_What the task requires_
Your task is to repeat the entries underneath exactly, minus the pictures.

>> Start Records for the exercise

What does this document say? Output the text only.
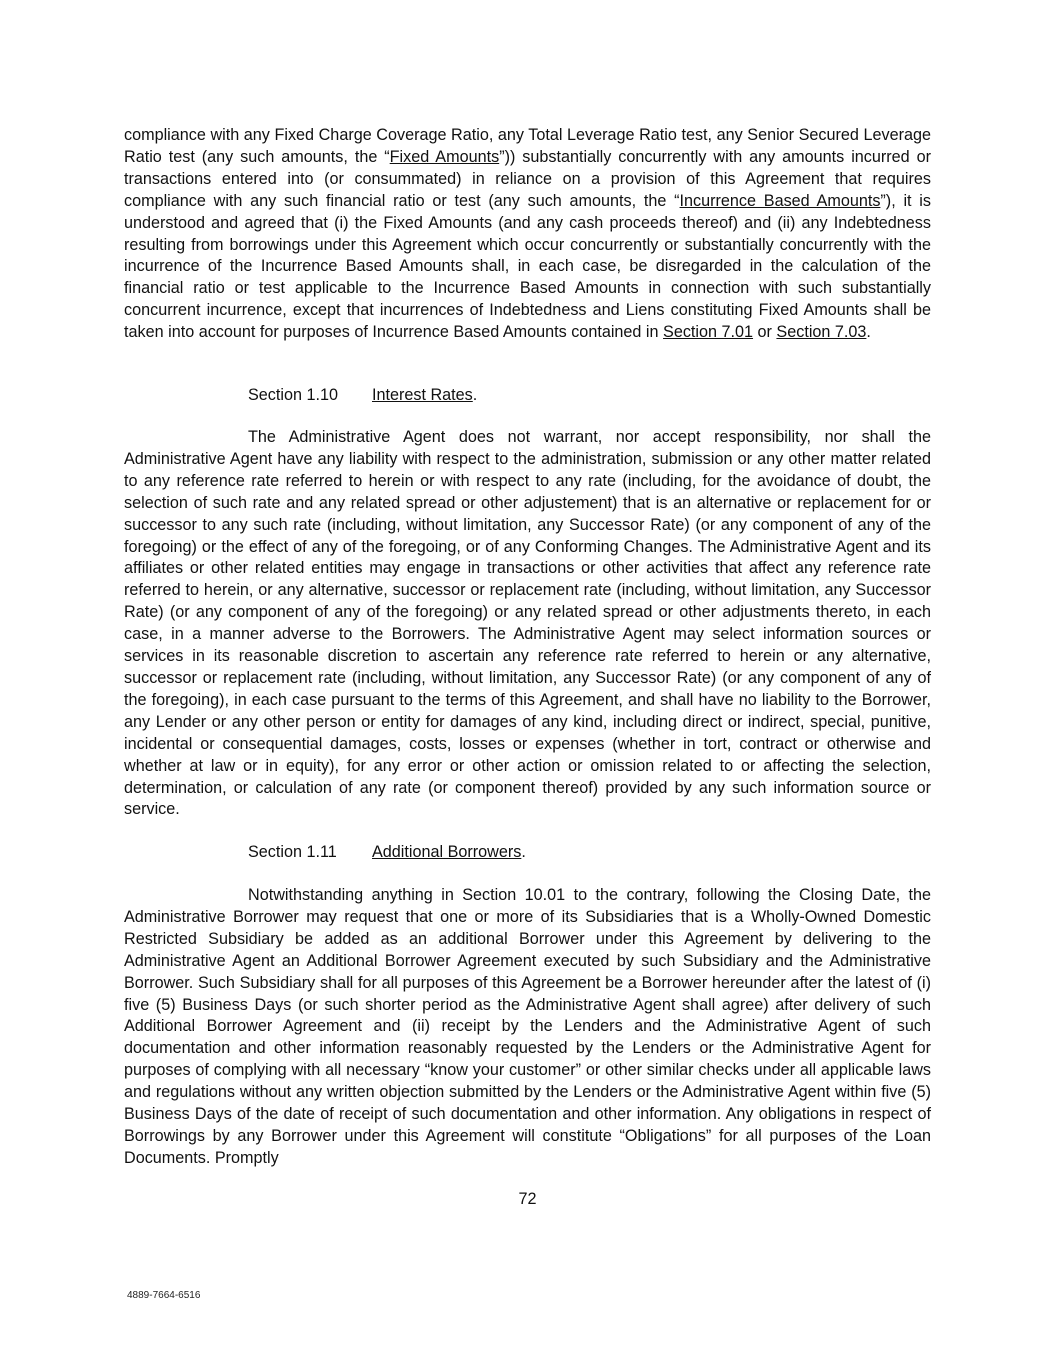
compliance with any Fixed Charge Coverage Ratio, any Total Leverage Ratio test, any Senior Secured Leverage Ratio test (any such amounts, the “Fixed Amounts”)) substantially concurrently with any amounts incurred or transactions entered into (or consummated) in reliance on a provision of this Agreement that requires compliance with any such financial ratio or test (any such amounts, the “Incurrence Based Amounts”), it is understood and agreed that (i) the Fixed Amounts (and any cash proceeds thereof) and (ii) any Indebtedness resulting from borrowings under this Agreement which occur concurrently or substantially concurrently with the incurrence of the Incurrence Based Amounts shall, in each case, be disregarded in the calculation of the financial ratio or test applicable to the Incurrence Based Amounts in connection with such substantially concurrent incurrence, except that incurrences of Indebtedness and Liens constituting Fixed Amounts shall be taken into account for purposes of Incurrence Based Amounts contained in Section 7.01 or Section 7.03.
Section 1.10 Interest Rates.
The Administrative Agent does not warrant, nor accept responsibility, nor shall the Administrative Agent have any liability with respect to the administration, submission or any other matter related to any reference rate referred to herein or with respect to any rate (including, for the avoidance of doubt, the selection of such rate and any related spread or other adjustement) that is an alternative or replacement for or successor to any such rate (including, without limitation, any Successor Rate) (or any component of any of the foregoing) or the effect of any of the foregoing, or of any Conforming Changes. The Administrative Agent and its affiliates or other related entities may engage in transactions or other activities that affect any reference rate referred to herein, or any alternative, successor or replacement rate (including, without limitation, any Successor Rate) (or any component of any of the foregoing) or any related spread or other adjustments thereto, in each case, in a manner adverse to the Borrowers. The Administrative Agent may select information sources or services in its reasonable discretion to ascertain any reference rate referred to herein or any alternative, successor or replacement rate (including, without limitation, any Successor Rate) (or any component of any of the foregoing), in each case pursuant to the terms of this Agreement, and shall have no liability to the Borrower, any Lender or any other person or entity for damages of any kind, including direct or indirect, special, punitive, incidental or consequential damages, costs, losses or expenses (whether in tort, contract or otherwise and whether at law or in equity), for any error or other action or omission related to or affecting the selection, determination, or calculation of any rate (or component thereof) provided by any such information source or service.
Section 1.11 Additional Borrowers.
Notwithstanding anything in Section 10.01 to the contrary, following the Closing Date, the Administrative Borrower may request that one or more of its Subsidiaries that is a Wholly-Owned Domestic Restricted Subsidiary be added as an additional Borrower under this Agreement by delivering to the Administrative Agent an Additional Borrower Agreement executed by such Subsidiary and the Administrative Borrower. Such Subsidiary shall for all purposes of this Agreement be a Borrower hereunder after the latest of (i) five (5) Business Days (or such shorter period as the Administrative Agent shall agree) after delivery of such Additional Borrower Agreement and (ii) receipt by the Lenders and the Administrative Agent of such documentation and other information reasonably requested by the Lenders or the Administrative Agent for purposes of complying with all necessary “know your customer” or other similar checks under all applicable laws and regulations without any written objection submitted by the Lenders or the Administrative Agent within five (5) Business Days of the date of receipt of such documentation and other information. Any obligations in respect of Borrowings by any Borrower under this Agreement will constitute “Obligations” for all purposes of the Loan Documents. Promptly
72
4889-7664-6516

>> End Records for the exercise

_Solution to the exercise_
What does this document say? Output the text only.
compliance with any Fixed Charge Coverage Ratio, any Total Leverage Ratio test, any Senior Secured Leverage Ratio test (any such amounts, the “Fixed Amounts”)) substantially concurrently with any amounts incurred or transactions entered into (or consummated) in reliance on a provision of this Agreement that requires compliance with any such financial ratio or test (any such amounts, the “Incurrence Based Amounts”), it is understood and agreed that (i) the Fixed Amounts (and any cash proceeds thereof) and (ii) any Indebtedness resulting from borrowings under this Agreement which occur concurrently or substantially concurrently with the incurrence of the Incurrence Based Amounts shall, in each case, be disregarded in the calculation of the financial ratio or test applicable to the Incurrence Based Amounts in connection with such substantially concurrent incurrence, except that incurrences of Indebtedness and Liens constituting Fixed Amounts shall be taken into account for purposes of Incurrence Based Amounts contained in Section 7.01 or Section 7.03.
Section 1.10 Interest Rates.
The Administrative Agent does not warrant, nor accept responsibility, nor shall the Administrative Agent have any liability with respect to the administration, submission or any other matter related to any reference rate referred to herein or with respect to any rate (including, for the avoidance of doubt, the selection of such rate and any related spread or other adjustement) that is an alternative or replacement for or successor to any such rate (including, without limitation, any Successor Rate) (or any component of any of the foregoing) or the effect of any of the foregoing, or of any Conforming Changes. The Administrative Agent and its affiliates or other related entities may engage in transactions or other activities that affect any reference rate referred to herein, or any alternative, successor or replacement rate (including, without limitation, any Successor Rate) (or any component of any of the foregoing) or any related spread or other adjustments thereto, in each case, in a manner adverse to the Borrowers. The Administrative Agent may select information sources or services in its reasonable discretion to ascertain any reference rate referred to herein or any alternative, successor or replacement rate (including, without limitation, any Successor Rate) (or any component of any of the foregoing), in each case pursuant to the terms of this Agreement, and shall have no liability to the Borrower, any Lender or any other person or entity for damages of any kind, including direct or indirect, special, punitive, incidental or consequential damages, costs, losses or expenses (whether in tort, contract or otherwise and whether at law or in equity), for any error or other action or omission related to or affecting the selection, determination, or calculation of any rate (or component thereof) provided by any such information source or service.
Section 1.11 Additional Borrowers.
Notwithstanding anything in Section 10.01 to the contrary, following the Closing Date, the Administrative Borrower may request that one or more of its Subsidiaries that is a Wholly-Owned Domestic Restricted Subsidiary be added as an additional Borrower under this Agreement by delivering to the Administrative Agent an Additional Borrower Agreement executed by such Subsidiary and the Administrative Borrower. Such Subsidiary shall for all purposes of this Agreement be a Borrower hereunder after the latest of (i) five (5) Business Days (or such shorter period as the Administrative Agent shall agree) after delivery of such Additional Borrower Agreement and (ii) receipt by the Lenders and the Administrative Agent of such documentation and other information reasonably requested by the Lenders or the Administrative Agent for purposes of complying with all necessary “know your customer” or other similar checks under all applicable laws and regulations without any written objection submitted by the Lenders or the Administrative Agent within five (5) Business Days of the date of receipt of such documentation and other information. Any obligations in respect of Borrowings by any Borrower under this Agreement will constitute “Obligations” for all purposes of the Loan Documents. Promptly
72
4889-7664-6516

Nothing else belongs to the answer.